◆ What you are asked to do ◆
All the data should come back exactly as it was given.

◆ Items from a data source ◆
•••

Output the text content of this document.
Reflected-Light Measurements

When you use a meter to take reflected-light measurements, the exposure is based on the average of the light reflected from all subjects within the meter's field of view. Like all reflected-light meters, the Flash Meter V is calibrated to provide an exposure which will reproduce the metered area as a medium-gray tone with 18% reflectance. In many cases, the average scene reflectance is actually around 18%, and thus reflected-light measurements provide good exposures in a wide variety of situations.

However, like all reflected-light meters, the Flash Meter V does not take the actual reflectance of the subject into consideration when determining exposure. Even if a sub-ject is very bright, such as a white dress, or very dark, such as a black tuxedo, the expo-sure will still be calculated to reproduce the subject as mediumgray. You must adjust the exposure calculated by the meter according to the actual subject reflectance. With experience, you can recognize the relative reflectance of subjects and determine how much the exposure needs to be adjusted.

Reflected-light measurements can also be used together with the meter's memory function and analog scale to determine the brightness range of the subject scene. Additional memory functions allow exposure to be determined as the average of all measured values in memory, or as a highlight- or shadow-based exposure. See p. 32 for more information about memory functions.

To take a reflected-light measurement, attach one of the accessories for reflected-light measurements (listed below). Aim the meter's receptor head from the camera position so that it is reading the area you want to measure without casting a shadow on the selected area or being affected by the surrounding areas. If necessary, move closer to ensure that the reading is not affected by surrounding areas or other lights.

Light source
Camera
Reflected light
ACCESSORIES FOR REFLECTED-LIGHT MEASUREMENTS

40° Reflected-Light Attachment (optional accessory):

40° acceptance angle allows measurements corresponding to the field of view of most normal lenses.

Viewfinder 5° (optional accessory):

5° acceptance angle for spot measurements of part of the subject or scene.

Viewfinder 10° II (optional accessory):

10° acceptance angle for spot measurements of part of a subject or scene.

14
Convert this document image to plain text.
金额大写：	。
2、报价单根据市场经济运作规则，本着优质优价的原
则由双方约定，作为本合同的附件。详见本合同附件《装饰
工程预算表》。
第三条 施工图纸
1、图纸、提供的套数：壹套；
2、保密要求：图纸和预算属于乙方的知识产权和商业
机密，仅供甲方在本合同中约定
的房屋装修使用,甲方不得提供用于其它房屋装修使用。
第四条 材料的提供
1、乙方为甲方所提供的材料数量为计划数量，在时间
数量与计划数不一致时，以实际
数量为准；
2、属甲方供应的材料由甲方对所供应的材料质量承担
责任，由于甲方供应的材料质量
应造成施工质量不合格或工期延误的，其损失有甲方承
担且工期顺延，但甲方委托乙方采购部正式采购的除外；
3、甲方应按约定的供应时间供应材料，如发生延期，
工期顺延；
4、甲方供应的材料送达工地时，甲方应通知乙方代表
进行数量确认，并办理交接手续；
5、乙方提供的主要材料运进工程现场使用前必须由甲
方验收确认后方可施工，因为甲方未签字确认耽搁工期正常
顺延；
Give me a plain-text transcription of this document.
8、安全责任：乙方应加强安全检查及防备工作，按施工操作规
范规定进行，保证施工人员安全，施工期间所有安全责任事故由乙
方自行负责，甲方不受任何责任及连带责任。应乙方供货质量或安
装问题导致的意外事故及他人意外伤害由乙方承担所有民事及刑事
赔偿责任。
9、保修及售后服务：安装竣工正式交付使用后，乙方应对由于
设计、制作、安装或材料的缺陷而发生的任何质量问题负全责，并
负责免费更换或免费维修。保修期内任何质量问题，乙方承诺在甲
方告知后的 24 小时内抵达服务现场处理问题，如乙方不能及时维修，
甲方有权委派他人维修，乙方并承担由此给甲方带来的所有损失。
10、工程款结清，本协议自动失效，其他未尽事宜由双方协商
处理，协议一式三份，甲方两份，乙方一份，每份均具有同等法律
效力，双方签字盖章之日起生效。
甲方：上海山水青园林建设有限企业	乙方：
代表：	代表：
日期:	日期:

•••

◆ The response ◆
Output the text content of this document.
Reflected-Light Measurements

When you use a meter to take reflected-light measurements, the exposure is based on the average of the light reflected from all subjects within the meter's field of view. Like all reflected-light meters, the Flash Meter V is calibrated to provide an exposure which will reproduce the metered area as a medium-gray tone with 18% reflectance. In many cases, the average scene reflectance is actually around 18%, and thus reflected-light measurements provide good exposures in a wide variety of situations.

However, like all reflected-light meters, the Flash Meter V does not take the actual reflectance of the subject into consideration when determining exposure. Even if a sub-ject is very bright, such as a white dress, or very dark, such as a black tuxedo, the expo-sure will still be calculated to reproduce the subject as mediumgray. You must adjust the exposure calculated by the meter according to the actual subject reflectance. With experience, you can recognize the relative reflectance of subjects and determine how much the exposure needs to be adjusted.

Reflected-light measurements can also be used together with the meter's memory function and analog scale to determine the brightness range of the subject scene. Additional memory functions allow exposure to be determined as the average of all measured values in memory, or as a highlight- or shadow-based exposure. See p. 32 for more information about memory functions.

To take a reflected-light measurement, attach one of the accessories for reflected-light measurements (listed below). Aim the meter's receptor head from the camera position so that it is reading the area you want to measure without casting a shadow on the selected area or being affected by the surrounding areas. If necessary, move closer to ensure that the reading is not affected by surrounding areas or other lights.

Light source
Camera
Reflected light
ACCESSORIES FOR REFLECTED-LIGHT MEASUREMENTS

40° Reflected-Light Attachment (optional accessory):

40° acceptance angle allows measurements corresponding to the field of view of most normal lenses.

Viewfinder 5° (optional accessory):

5° acceptance angle for spot measurements of part of the subject or scene.

Viewfinder 10° II (optional accessory):

10° acceptance angle for spot measurements of part of a subject or scene.

14
Convert this document image to plain text.
金额大写：	。
2、报价单根据市场经济运作规则，本着优质优价的原
则由双方约定，作为本合同的附件。详见本合同附件《装饰
工程预算表》。
第三条 施工图纸
1、图纸、提供的套数：壹套；
2、保密要求：图纸和预算属于乙方的知识产权和商业
机密，仅供甲方在本合同中约定
的房屋装修使用,甲方不得提供用于其它房屋装修使用。
第四条 材料的提供
1、乙方为甲方所提供的材料数量为计划数量，在时间
数量与计划数不一致时，以实际
数量为准；
2、属甲方供应的材料由甲方对所供应的材料质量承担
责任，由于甲方供应的材料质量
应造成施工质量不合格或工期延误的，其损失有甲方承
担且工期顺延，但甲方委托乙方采购部正式采购的除外；
3、甲方应按约定的供应时间供应材料，如发生延期，
工期顺延；
4、甲方供应的材料送达工地时，甲方应通知乙方代表
进行数量确认，并办理交接手续；
5、乙方提供的主要材料运进工程现场使用前必须由甲
方验收确认后方可施工，因为甲方未签字确认耽搁工期正常
顺延；
Give me a plain-text transcription of this document.
8、安全责任：乙方应加强安全检查及防备工作，按施工操作规
范规定进行，保证施工人员安全，施工期间所有安全责任事故由乙
方自行负责，甲方不受任何责任及连带责任。应乙方供货质量或安
装问题导致的意外事故及他人意外伤害由乙方承担所有民事及刑事
赔偿责任。
9、保修及售后服务：安装竣工正式交付使用后，乙方应对由于
设计、制作、安装或材料的缺陷而发生的任何质量问题负全责，并
负责免费更换或免费维修。保修期内任何质量问题，乙方承诺在甲
方告知后的 24 小时内抵达服务现场处理问题，如乙方不能及时维修，
甲方有权委派他人维修，乙方并承担由此给甲方带来的所有损失。
10、工程款结清，本协议自动失效，其他未尽事宜由双方协商
处理，协议一式三份，甲方两份，乙方一份，每份均具有同等法律
效力，双方签字盖章之日起生效。
甲方：上海山水青园林建设有限企业	乙方：
代表：	代表：
日期:	日期:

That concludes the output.